((

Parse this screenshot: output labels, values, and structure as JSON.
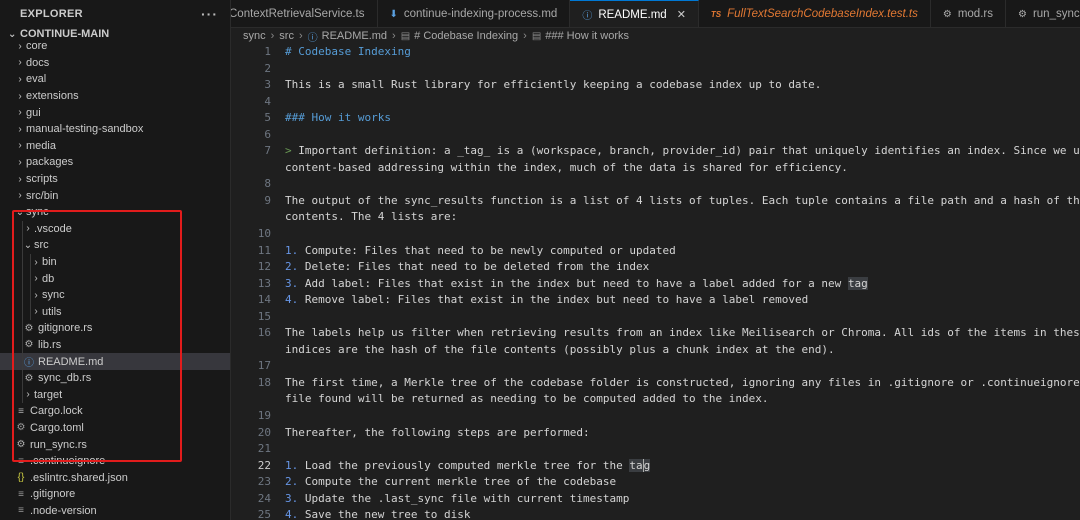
{
  "explorer": {
    "title": "EXPLORER",
    "more": "···",
    "root": "CONTINUE-MAIN",
    "items": [
      {
        "label": "core",
        "kind": "folder-collapsed"
      },
      {
        "label": "docs",
        "kind": "folder-collapsed"
      },
      {
        "label": "eval",
        "kind": "folder-collapsed"
      },
      {
        "label": "extensions",
        "kind": "folder-collapsed"
      },
      {
        "label": "gui",
        "kind": "folder-collapsed"
      },
      {
        "label": "manual-testing-sandbox",
        "kind": "folder-collapsed"
      },
      {
        "label": "media",
        "kind": "folder-collapsed"
      },
      {
        "label": "packages",
        "kind": "folder-collapsed"
      },
      {
        "label": "scripts",
        "kind": "folder-collapsed"
      },
      {
        "label": "src/bin",
        "kind": "folder-collapsed"
      },
      {
        "label": "sync",
        "kind": "folder-expanded"
      },
      {
        "label": ".vscode",
        "kind": "folder-collapsed"
      },
      {
        "label": "src",
        "kind": "folder-expanded"
      },
      {
        "label": "bin",
        "kind": "folder-collapsed"
      },
      {
        "label": "db",
        "kind": "folder-collapsed"
      },
      {
        "label": "sync",
        "kind": "folder-collapsed"
      },
      {
        "label": "utils",
        "kind": "folder-collapsed"
      },
      {
        "label": "gitignore.rs",
        "kind": "rust-file"
      },
      {
        "label": "lib.rs",
        "kind": "rust-file"
      },
      {
        "label": "README.md",
        "kind": "markdown-file"
      },
      {
        "label": "sync_db.rs",
        "kind": "rust-file"
      },
      {
        "label": "target",
        "kind": "folder-collapsed"
      },
      {
        "label": "Cargo.lock",
        "kind": "lock-file"
      },
      {
        "label": "Cargo.toml",
        "kind": "gear-file"
      },
      {
        "label": "run_sync.rs",
        "kind": "rust-file"
      },
      {
        "label": ".continueignore",
        "kind": "lines-file"
      },
      {
        "label": ".eslintrc.shared.json",
        "kind": "json-file"
      },
      {
        "label": ".gitignore",
        "kind": "lines-file"
      },
      {
        "label": ".node-version",
        "kind": "lines-file"
      }
    ]
  },
  "tabs": [
    {
      "label": "ContextRetrievalService.ts",
      "icon": "ts-icon"
    },
    {
      "label": "continue-indexing-process.md",
      "icon": "markdown-icon"
    },
    {
      "label": "README.md",
      "icon": "info-icon",
      "close": "✕"
    },
    {
      "label": "FullTextSearchCodebaseIndex.test.ts",
      "icon": "ts-icon"
    },
    {
      "label": "mod.rs",
      "icon": "rust-icon"
    },
    {
      "label": "run_sync.rs",
      "icon": "rust-icon"
    }
  ],
  "breadcrumb": [
    "sync",
    "src",
    "README.md",
    "# Codebase Indexing",
    "### How it works"
  ],
  "editor": {
    "line_numbers": [
      "1",
      "2",
      "3",
      "4",
      "5",
      "6",
      "7",
      "8",
      "9",
      "10",
      "11",
      "12",
      "13",
      "14",
      "15",
      "16",
      "17",
      "18",
      "19",
      "20",
      "21",
      "22",
      "23",
      "24",
      "25"
    ],
    "current_line": "22",
    "lines": [
      "# Codebase Indexing",
      "",
      "This is a small Rust library for efficiently keeping a codebase index up to date.",
      "",
      "### How it works",
      "",
      "> Important definition: a _tag_ is a (workspace, branch, provider_id) pair that uniquely identifies an index. Since we use",
      "content-based addressing within the index, much of the data is shared for efficiency.",
      "",
      "The output of the sync_results function is a list of 4 lists of tuples. Each tuple contains a file path and a hash of the file",
      "contents. The 4 lists are:",
      "",
      "1. Compute: Files that need to be newly computed or updated",
      "2. Delete: Files that need to be deleted from the index",
      "3. Add label: Files that exist in the index but need to have a label added for a new tag",
      "4. Remove label: Files that exist in the index but need to have a label removed",
      "",
      "The labels help us filter when retrieving results from an index like Meilisearch or Chroma. All ids of the items in these",
      "indices are the hash of the file contents (possibly plus a chunk index at the end).",
      "",
      "The first time, a Merkle tree of the codebase folder is constructed, ignoring any files in .gitignore or .continueignore. Every",
      "file found will be returned as needing to be computed added to the index.",
      "",
      "Thereafter, the following steps are performed:",
      "",
      "1. Load the previously computed merkle tree for the tag",
      "2. Compute the current merkle tree of the codebase",
      "3. Update the .last_sync file with current timestamp",
      "4. Save the new tree to disk"
    ]
  }
}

))

* DESCRIPTION OF THE TASK: Copy the material above exactly and drop the pictures.

* WRITTEN ANSWER:
Parse this screenshot: output labels, values, and structure as JSON.
{
  "explorer": {
    "title": "EXPLORER",
    "more": "···",
    "root": "CONTINUE-MAIN",
    "items": [
      {
        "label": "core",
        "kind": "folder-collapsed"
      },
      {
        "label": "docs",
        "kind": "folder-collapsed"
      },
      {
        "label": "eval",
        "kind": "folder-collapsed"
      },
      {
        "label": "extensions",
        "kind": "folder-collapsed"
      },
      {
        "label": "gui",
        "kind": "folder-collapsed"
      },
      {
        "label": "manual-testing-sandbox",
        "kind": "folder-collapsed"
      },
      {
        "label": "media",
        "kind": "folder-collapsed"
      },
      {
        "label": "packages",
        "kind": "folder-collapsed"
      },
      {
        "label": "scripts",
        "kind": "folder-collapsed"
      },
      {
        "label": "src/bin",
        "kind": "folder-collapsed"
      },
      {
        "label": "sync",
        "kind": "folder-expanded"
      },
      {
        "label": ".vscode",
        "kind": "folder-collapsed"
      },
      {
        "label": "src",
        "kind": "folder-expanded"
      },
      {
        "label": "bin",
        "kind": "folder-collapsed"
      },
      {
        "label": "db",
        "kind": "folder-collapsed"
      },
      {
        "label": "sync",
        "kind": "folder-collapsed"
      },
      {
        "label": "utils",
        "kind": "folder-collapsed"
      },
      {
        "label": "gitignore.rs",
        "kind": "rust-file"
      },
      {
        "label": "lib.rs",
        "kind": "rust-file"
      },
      {
        "label": "README.md",
        "kind": "markdown-file"
      },
      {
        "label": "sync_db.rs",
        "kind": "rust-file"
      },
      {
        "label": "target",
        "kind": "folder-collapsed"
      },
      {
        "label": "Cargo.lock",
        "kind": "lock-file"
      },
      {
        "label": "Cargo.toml",
        "kind": "gear-file"
      },
      {
        "label": "run_sync.rs",
        "kind": "rust-file"
      },
      {
        "label": ".continueignore",
        "kind": "lines-file"
      },
      {
        "label": ".eslintrc.shared.json",
        "kind": "json-file"
      },
      {
        "label": ".gitignore",
        "kind": "lines-file"
      },
      {
        "label": ".node-version",
        "kind": "lines-file"
      }
    ]
  },
  "tabs": [
    {
      "label": "ContextRetrievalService.ts",
      "icon": "ts-icon"
    },
    {
      "label": "continue-indexing-process.md",
      "icon": "markdown-icon"
    },
    {
      "label": "README.md",
      "icon": "info-icon",
      "close": "✕"
    },
    {
      "label": "FullTextSearchCodebaseIndex.test.ts",
      "icon": "ts-icon"
    },
    {
      "label": "mod.rs",
      "icon": "rust-icon"
    },
    {
      "label": "run_sync.rs",
      "icon": "rust-icon"
    }
  ],
  "breadcrumb": [
    "sync",
    "src",
    "README.md",
    "# Codebase Indexing",
    "### How it works"
  ],
  "editor": {
    "line_numbers": [
      "1",
      "2",
      "3",
      "4",
      "5",
      "6",
      "7",
      "8",
      "9",
      "10",
      "11",
      "12",
      "13",
      "14",
      "15",
      "16",
      "17",
      "18",
      "19",
      "20",
      "21",
      "22",
      "23",
      "24",
      "25"
    ],
    "current_line": "22",
    "lines": [
      "# Codebase Indexing",
      "",
      "This is a small Rust library for efficiently keeping a codebase index up to date.",
      "",
      "### How it works",
      "",
      "> Important definition: a _tag_ is a (workspace, branch, provider_id) pair that uniquely identifies an index. Since we use",
      "content-based addressing within the index, much of the data is shared for efficiency.",
      "",
      "The output of the sync_results function is a list of 4 lists of tuples. Each tuple contains a file path and a hash of the file",
      "contents. The 4 lists are:",
      "",
      "1. Compute: Files that need to be newly computed or updated",
      "2. Delete: Files that need to be deleted from the index",
      "3. Add label: Files that exist in the index but need to have a label added for a new tag",
      "4. Remove label: Files that exist in the index but need to have a label removed",
      "",
      "The labels help us filter when retrieving results from an index like Meilisearch or Chroma. All ids of the items in these",
      "indices are the hash of the file contents (possibly plus a chunk index at the end).",
      "",
      "The first time, a Merkle tree of the codebase folder is constructed, ignoring any files in .gitignore or .continueignore. Every",
      "file found will be returned as needing to be computed added to the index.",
      "",
      "Thereafter, the following steps are performed:",
      "",
      "1. Load the previously computed merkle tree for the tag",
      "2. Compute the current merkle tree of the codebase",
      "3. Update the .last_sync file with current timestamp",
      "4. Save the new tree to disk"
    ]
  }
}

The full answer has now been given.